§ **Your goal**
Reproduce the listing below from its first line through the line containing "525, 554, 587]", including both of those lines.

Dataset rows
##########

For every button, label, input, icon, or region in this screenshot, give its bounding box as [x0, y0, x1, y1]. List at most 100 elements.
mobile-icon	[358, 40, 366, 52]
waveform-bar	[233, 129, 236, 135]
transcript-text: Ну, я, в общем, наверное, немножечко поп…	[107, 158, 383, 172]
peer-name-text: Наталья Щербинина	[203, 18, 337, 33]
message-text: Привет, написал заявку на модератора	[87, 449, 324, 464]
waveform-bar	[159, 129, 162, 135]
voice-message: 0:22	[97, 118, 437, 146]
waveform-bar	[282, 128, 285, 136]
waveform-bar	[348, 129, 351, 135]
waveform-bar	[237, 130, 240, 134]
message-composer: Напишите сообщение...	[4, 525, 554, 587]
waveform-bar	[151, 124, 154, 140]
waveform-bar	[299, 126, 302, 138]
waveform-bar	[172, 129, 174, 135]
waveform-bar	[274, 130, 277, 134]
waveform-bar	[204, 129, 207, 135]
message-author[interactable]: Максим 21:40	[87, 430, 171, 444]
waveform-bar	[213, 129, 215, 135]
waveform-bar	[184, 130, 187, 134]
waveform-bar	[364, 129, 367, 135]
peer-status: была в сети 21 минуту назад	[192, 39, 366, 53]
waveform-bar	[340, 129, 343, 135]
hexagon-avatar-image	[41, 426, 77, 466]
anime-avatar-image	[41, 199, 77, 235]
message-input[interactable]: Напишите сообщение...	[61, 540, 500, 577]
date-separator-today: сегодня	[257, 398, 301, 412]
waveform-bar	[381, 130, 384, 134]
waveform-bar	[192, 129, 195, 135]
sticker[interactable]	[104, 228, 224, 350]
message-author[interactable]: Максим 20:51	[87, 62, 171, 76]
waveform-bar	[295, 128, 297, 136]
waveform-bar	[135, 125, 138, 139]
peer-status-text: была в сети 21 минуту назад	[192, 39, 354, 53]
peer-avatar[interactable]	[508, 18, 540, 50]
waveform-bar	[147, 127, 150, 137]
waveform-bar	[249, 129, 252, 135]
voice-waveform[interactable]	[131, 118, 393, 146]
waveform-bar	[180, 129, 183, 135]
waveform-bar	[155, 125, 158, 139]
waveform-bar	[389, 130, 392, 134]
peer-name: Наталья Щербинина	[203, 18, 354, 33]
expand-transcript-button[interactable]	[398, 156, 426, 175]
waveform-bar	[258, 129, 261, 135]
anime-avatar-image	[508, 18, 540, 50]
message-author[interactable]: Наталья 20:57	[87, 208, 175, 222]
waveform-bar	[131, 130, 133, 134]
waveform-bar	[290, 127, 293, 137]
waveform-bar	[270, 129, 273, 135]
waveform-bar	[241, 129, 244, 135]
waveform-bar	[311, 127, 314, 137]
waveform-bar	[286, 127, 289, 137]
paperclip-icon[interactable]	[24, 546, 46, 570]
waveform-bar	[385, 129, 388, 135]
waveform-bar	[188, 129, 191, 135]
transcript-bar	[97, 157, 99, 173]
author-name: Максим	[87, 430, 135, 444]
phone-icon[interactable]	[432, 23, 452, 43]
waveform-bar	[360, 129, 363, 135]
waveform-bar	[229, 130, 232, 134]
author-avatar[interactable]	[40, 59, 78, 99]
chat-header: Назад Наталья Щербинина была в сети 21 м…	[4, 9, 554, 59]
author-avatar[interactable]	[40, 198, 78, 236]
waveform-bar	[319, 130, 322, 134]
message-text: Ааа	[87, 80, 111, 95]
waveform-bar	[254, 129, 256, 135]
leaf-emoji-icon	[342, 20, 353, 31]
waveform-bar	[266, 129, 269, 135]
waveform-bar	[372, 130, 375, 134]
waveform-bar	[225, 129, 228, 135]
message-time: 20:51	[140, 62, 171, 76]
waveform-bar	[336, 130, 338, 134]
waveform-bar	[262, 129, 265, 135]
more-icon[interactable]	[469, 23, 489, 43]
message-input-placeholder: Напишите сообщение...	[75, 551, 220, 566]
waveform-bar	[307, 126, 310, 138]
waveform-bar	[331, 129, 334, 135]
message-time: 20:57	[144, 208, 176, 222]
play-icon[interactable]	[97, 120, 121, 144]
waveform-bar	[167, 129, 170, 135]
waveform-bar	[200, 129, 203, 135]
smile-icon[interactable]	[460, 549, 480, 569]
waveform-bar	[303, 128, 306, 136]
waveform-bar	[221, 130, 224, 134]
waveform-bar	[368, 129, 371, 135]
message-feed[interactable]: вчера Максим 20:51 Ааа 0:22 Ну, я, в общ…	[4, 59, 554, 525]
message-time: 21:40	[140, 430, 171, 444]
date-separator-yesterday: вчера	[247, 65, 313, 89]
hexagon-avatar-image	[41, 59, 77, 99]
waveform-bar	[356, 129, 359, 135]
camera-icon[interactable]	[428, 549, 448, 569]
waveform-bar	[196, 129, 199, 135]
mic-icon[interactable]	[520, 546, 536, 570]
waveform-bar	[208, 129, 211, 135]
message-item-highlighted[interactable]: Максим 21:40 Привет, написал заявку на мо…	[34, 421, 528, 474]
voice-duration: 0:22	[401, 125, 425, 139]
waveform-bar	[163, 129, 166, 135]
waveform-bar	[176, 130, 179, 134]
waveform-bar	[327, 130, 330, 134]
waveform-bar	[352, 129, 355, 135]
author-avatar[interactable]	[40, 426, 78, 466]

##########

§ **The answer**
For every button, label, input, icon, or region in this screenshot, give its bounding box as [x0, y0, x1, y1]. List at most 100 elements.
mobile-icon	[358, 40, 366, 52]
waveform-bar	[233, 129, 236, 135]
transcript-text: Ну, я, в общем, наверное, немножечко поп…	[107, 158, 383, 172]
peer-name-text: Наталья Щербинина	[203, 18, 337, 33]
message-text: Привет, написал заявку на модератора	[87, 449, 324, 464]
waveform-bar	[159, 129, 162, 135]
voice-message: 0:22	[97, 118, 437, 146]
waveform-bar	[282, 128, 285, 136]
waveform-bar	[348, 129, 351, 135]
waveform-bar	[237, 130, 240, 134]
message-composer: Напишите сообщение...	[4, 525, 554, 587]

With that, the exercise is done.